__Given problem__.
Every line holding the word "document" counts once. Give the total, nothing more.

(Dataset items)
[START]

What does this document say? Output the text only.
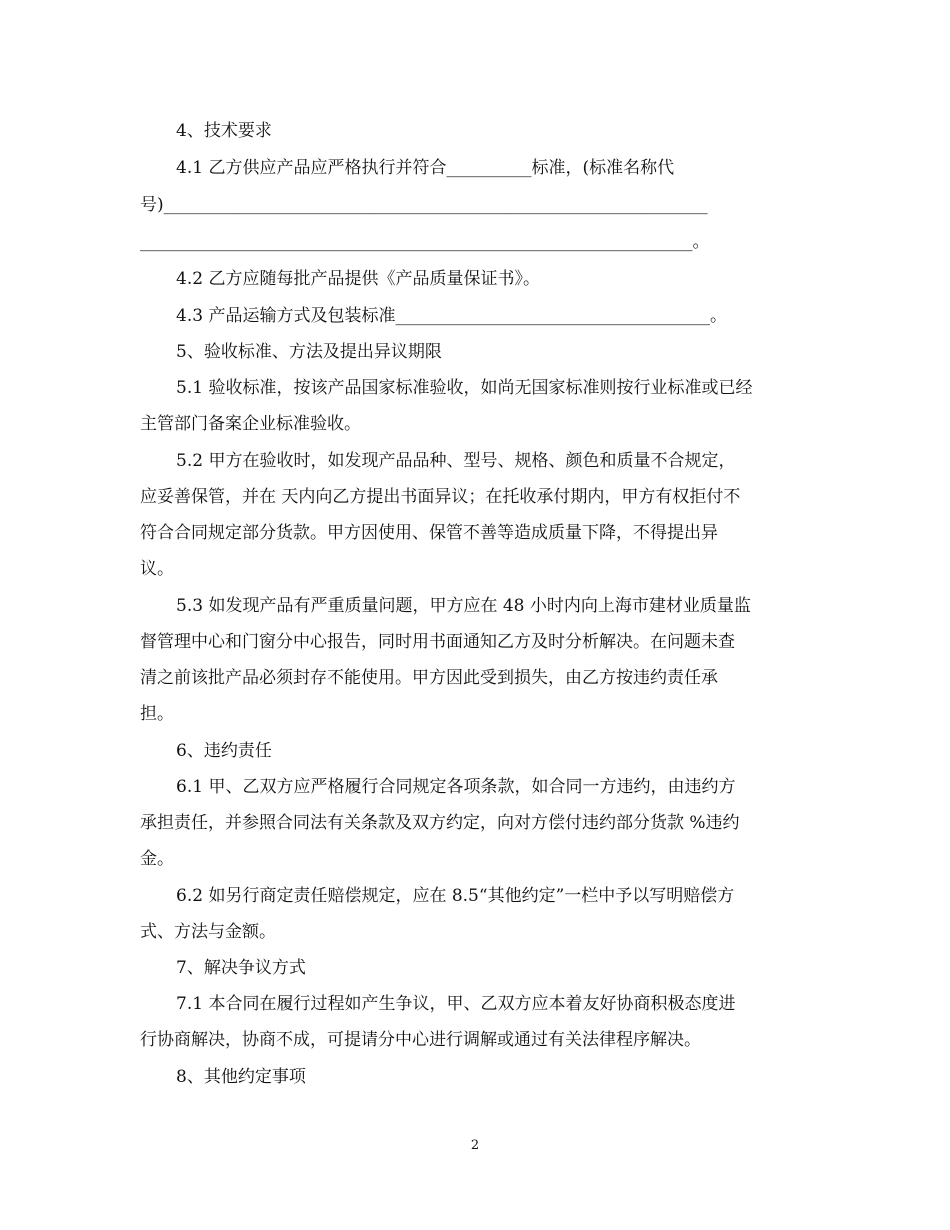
4、技术要求
4.1 乙方供应产品应严格执行并符合__________标准，(标准名称代
号)________________________________________________________________
_________________________________________________________________。
4.2 乙方应随每批产品提供《产品质量保证书》。
4.3 产品运输方式及包装标准_____________________________________。
5、验收标准、方法及提出异议期限
5.1 验收标准，按该产品国家标准验收，如尚无国家标准则按行业标准或已经
主管部门备案企业标准验收。
5.2 甲方在验收时，如发现产品品种、型号、规格、颜色和质量不合规定，
应妥善保管，并在 天内向乙方提出书面异议；在托收承付期内，甲方有权拒付不
符合合同规定部分货款。甲方因使用、保管不善等造成质量下降，不得提出异
议。
5.3 如发现产品有严重质量问题，甲方应在 48 小时内向上海市建材业质量监
督管理中心和门窗分中心报告，同时用书面通知乙方及时分析解决。在问题未查
清之前该批产品必须封存不能使用。甲方因此受到损失，由乙方按违约责任承
担。
6、违约责任
6.1 甲、乙双方应严格履行合同规定各项条款，如合同一方违约，由违约方
承担责任，并参照合同法有关条款及双方约定，向对方偿付违约部分货款 %违约
金。
6.2 如另行商定责任赔偿规定，应在 8.5“其他约定”一栏中予以写明赔偿方
式、方法与金额。
7、解决争议方式
7.1 本合同在履行过程如产生争议，甲、乙双方应本着友好协商积极态度进
行协商解决，协商不成，可提请分中心进行调解或通过有关法律程序解决。
8、其他约定事项
2
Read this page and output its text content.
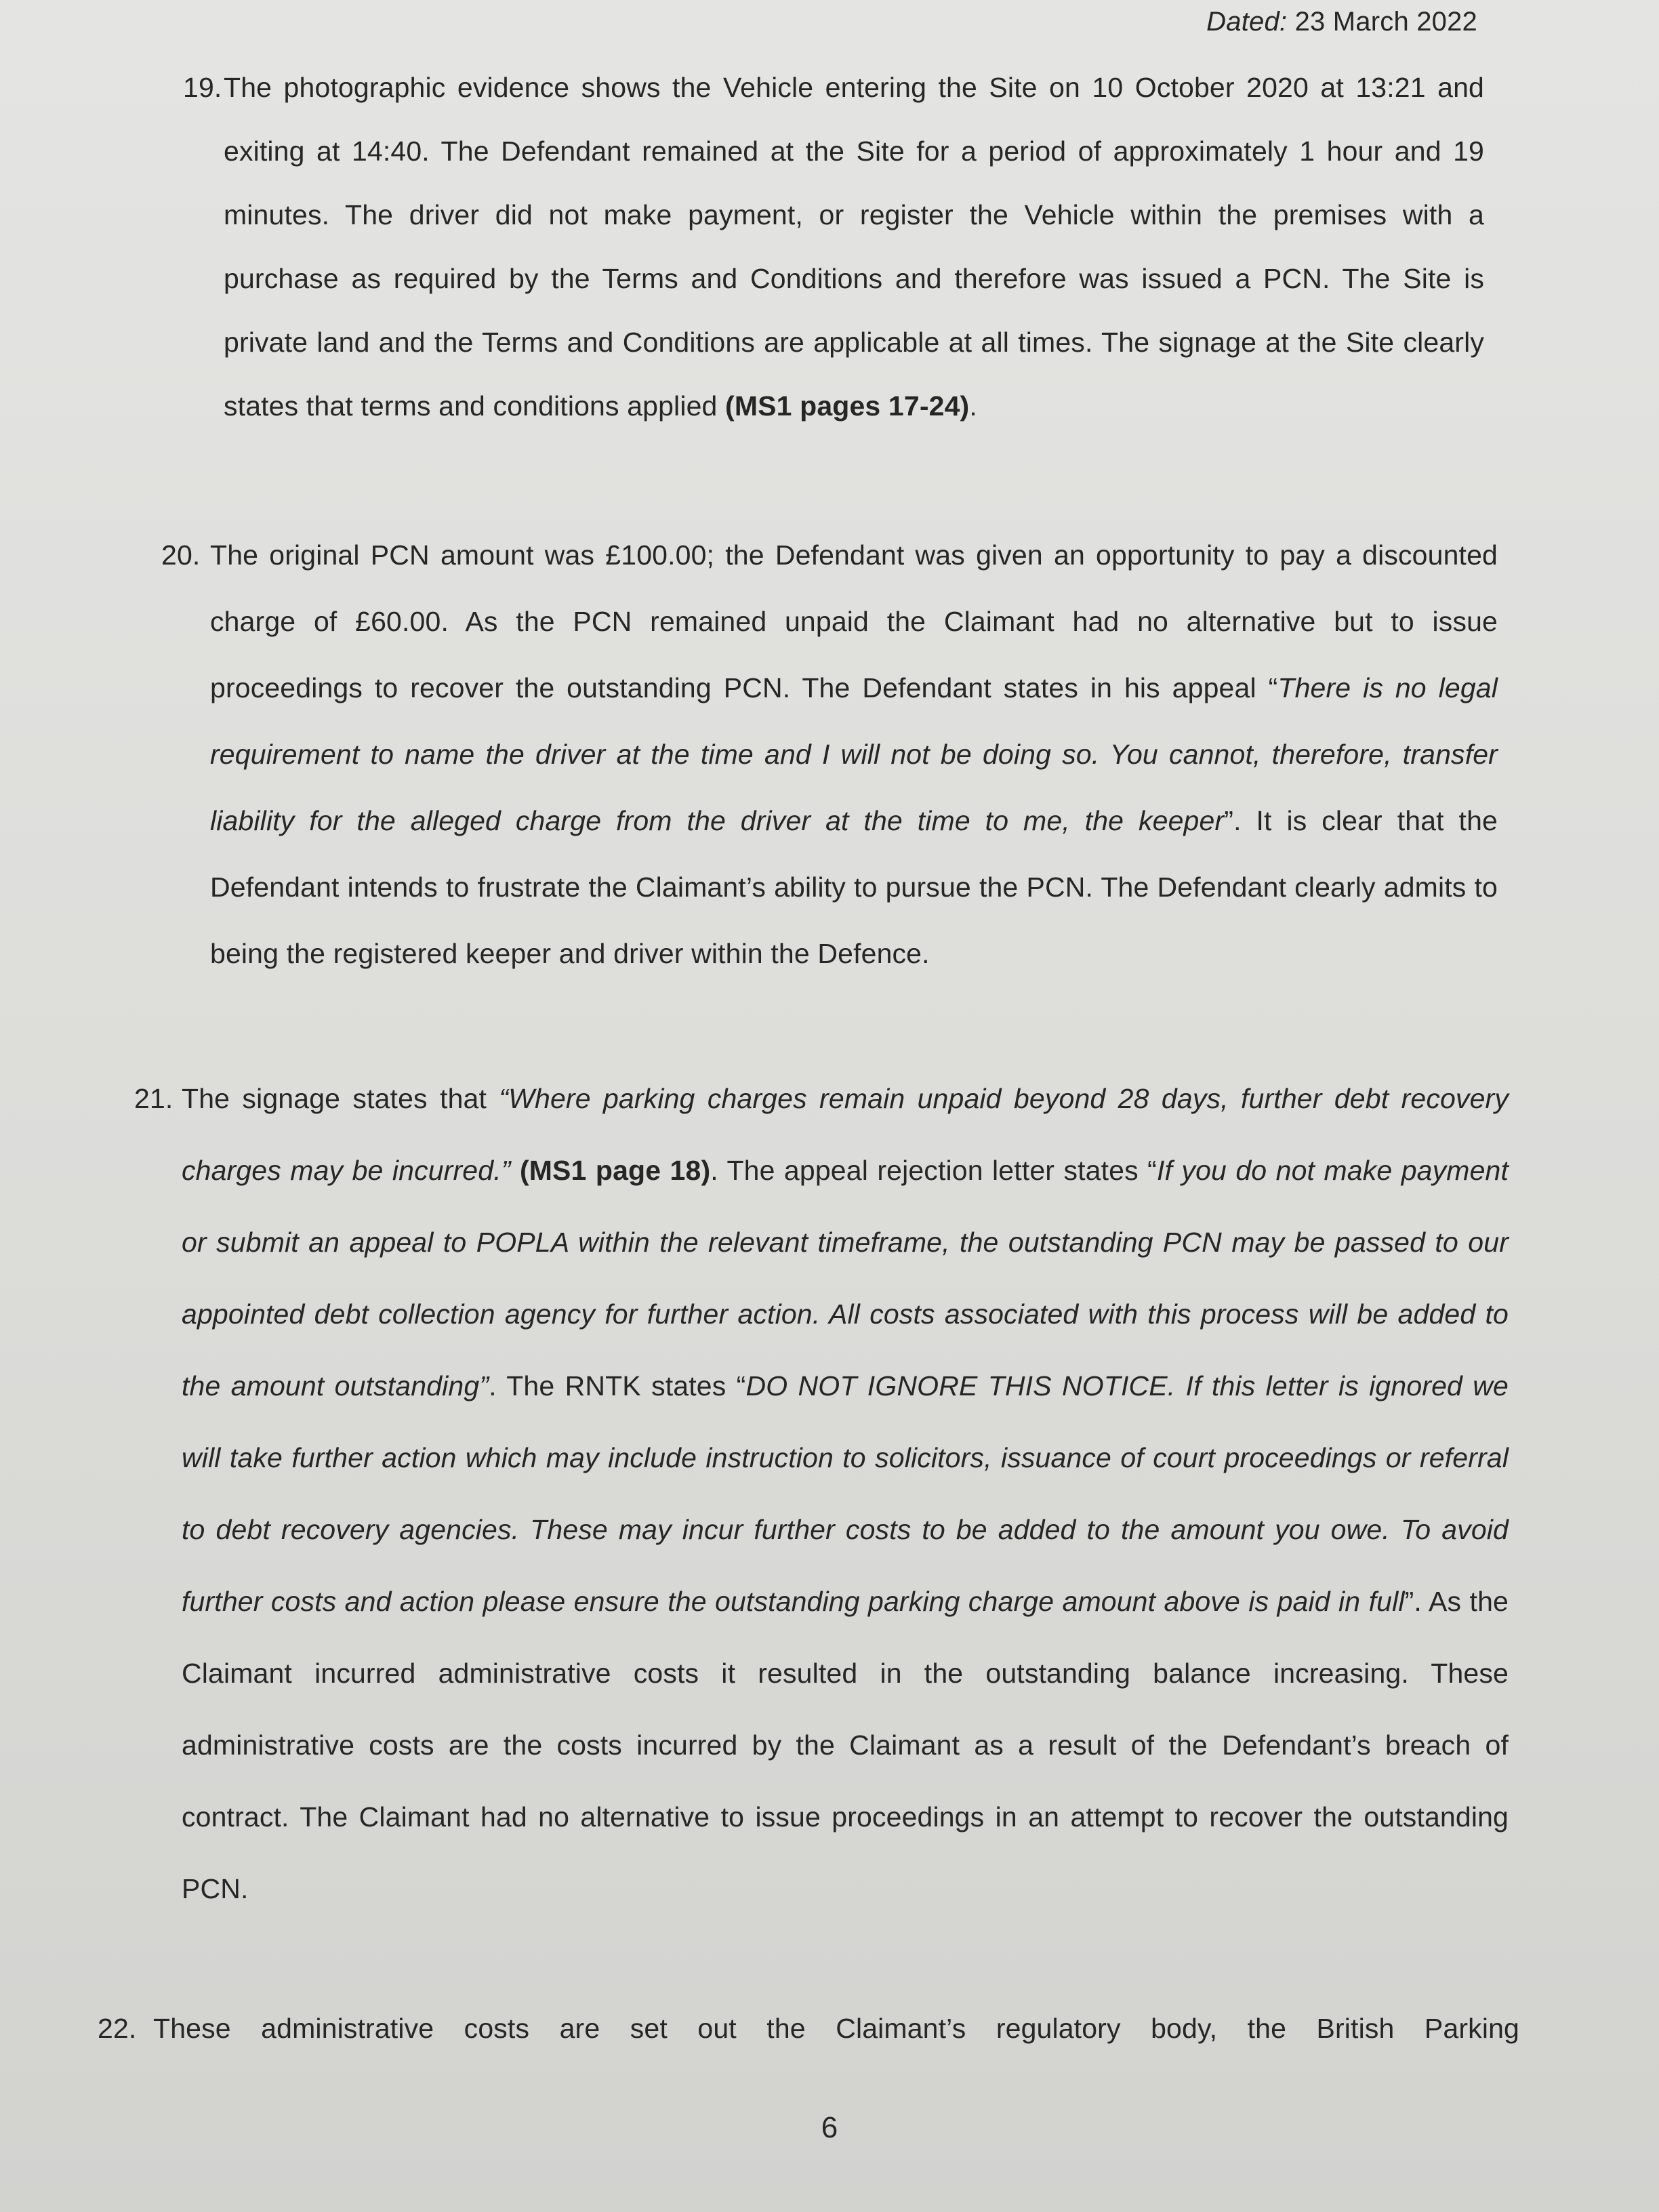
Dated: 23 March 2022
19. The photographic evidence shows the Vehicle entering the Site on 10 October 2020 at 13:21 and exiting at 14:40. The Defendant remained at the Site for a period of approximately 1 hour and 19 minutes. The driver did not make payment, or register the Vehicle within the premises with a purchase as required by the Terms and Conditions and therefore was issued a PCN. The Site is private land and the Terms and Conditions are applicable at all times. The signage at the Site clearly states that terms and conditions applied (MS1 pages 17-24).

20. The original PCN amount was £100.00; the Defendant was given an opportunity to pay a discounted charge of £60.00. As the PCN remained unpaid the Claimant had no alternative but to issue proceedings to recover the outstanding PCN. The Defendant states in his appeal “There is no legal requirement to name the driver at the time and I will not be doing so. You cannot, therefore, transfer liability for the alleged charge from the driver at the time to me, the keeper”. It is clear that the Defendant intends to frustrate the Claimant’s ability to pursue the PCN. The Defendant clearly admits to being the registered keeper and driver within the Defence.

21. The signage states that “Where parking charges remain unpaid beyond 28 days, further debt recovery charges may be incurred.” (MS1 page 18). The appeal rejection letter states “If you do not make payment or submit an appeal to POPLA within the relevant timeframe, the outstanding PCN may be passed to our appointed debt collection agency for further action. All costs associated with this process will be added to the amount outstanding”. The RNTK states “DO NOT IGNORE THIS NOTICE. If this letter is ignored we will take further action which may include instruction to solicitors, issuance of court proceedings or referral to debt recovery agencies. These may incur further costs to be added to the amount you owe. To avoid further costs and action please ensure the outstanding parking charge amount above is paid in full”. As the Claimant incurred administrative costs it resulted in the outstanding balance increasing. These administrative costs are the costs incurred by the Claimant as a result of the Defendant’s breach of contract. The Claimant had no alternative to issue proceedings in an attempt to recover the outstanding PCN.

22. These administrative costs are set out the Claimant’s regulatory body, the British Parking

6
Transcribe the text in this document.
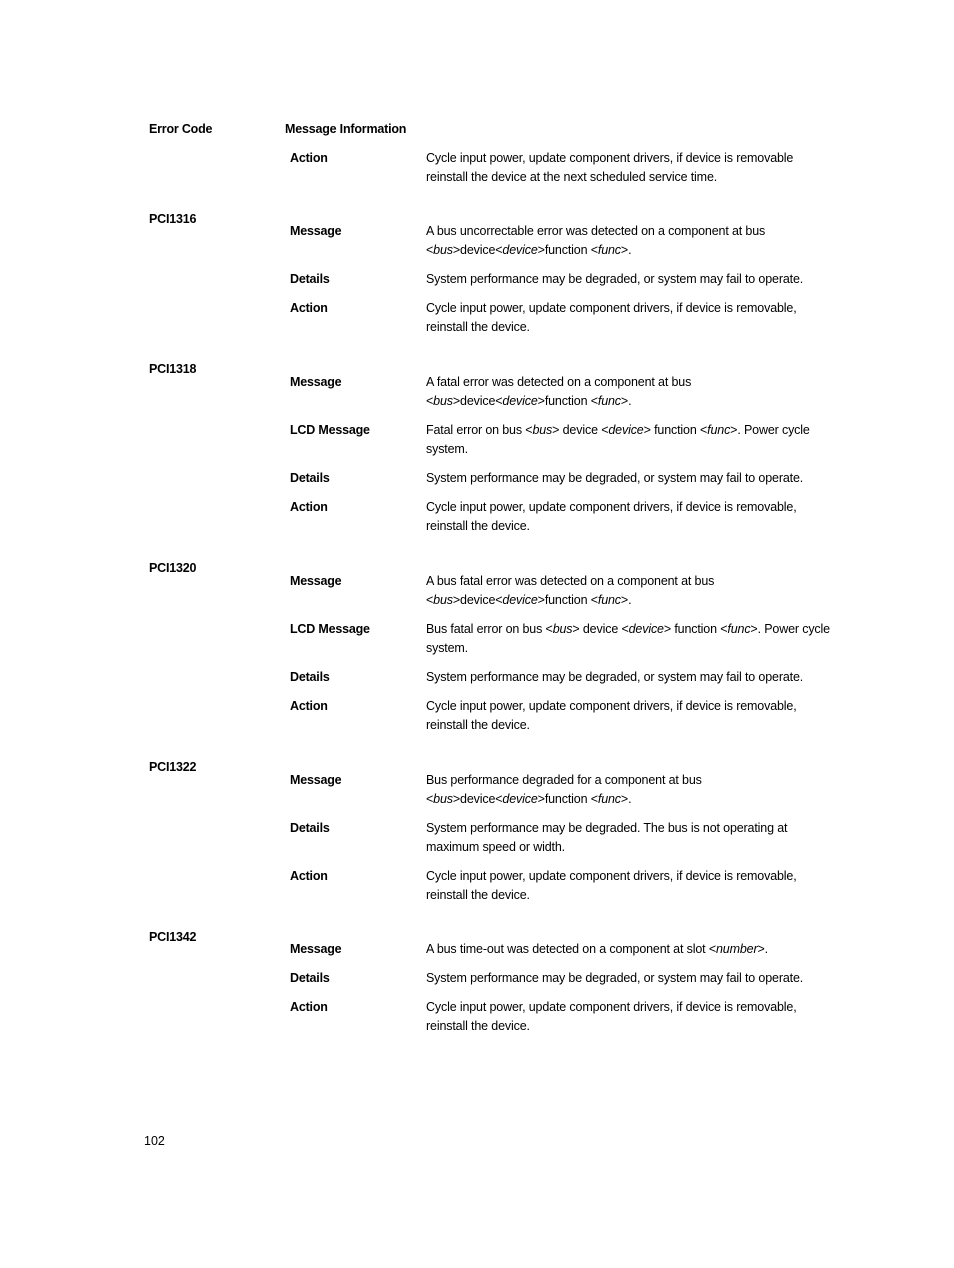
Error Code	Message Information
Action	Cycle input power, update component drivers, if device is removable reinstall the device at the next scheduled service time.
PCI1316
Message	A bus uncorrectable error was detected on a component at bus <bus>device<device>function <func>.
Details	System performance may be degraded, or system may fail to operate.
Action	Cycle input power, update component drivers, if device is removable, reinstall the device.
PCI1318
Message	A fatal error was detected on a component at bus <bus>device<device>function <func>.
LCD Message	Fatal error on bus <bus> device <device> function <func>. Power cycle system.
Details	System performance may be degraded, or system may fail to operate.
Action	Cycle input power, update component drivers, if device is removable, reinstall the device.
PCI1320
Message	A bus fatal error was detected on a component at bus <bus>device<device>function <func>.
LCD Message	Bus fatal error on bus <bus> device <device> function <func>. Power cycle system.
Details	System performance may be degraded, or system may fail to operate.
Action	Cycle input power, update component drivers, if device is removable, reinstall the device.
PCI1322
Message	Bus performance degraded for a component at bus <bus>device<device>function <func>.
Details	System performance may be degraded. The bus is not operating at maximum speed or width.
Action	Cycle input power, update component drivers, if device is removable, reinstall the device.
PCI1342
Message	A bus time-out was detected on a component at slot <number>.
Details	System performance may be degraded, or system may fail to operate.
Action	Cycle input power, update component drivers, if device is removable, reinstall the device.
102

[END]

__Solution to this task__.
2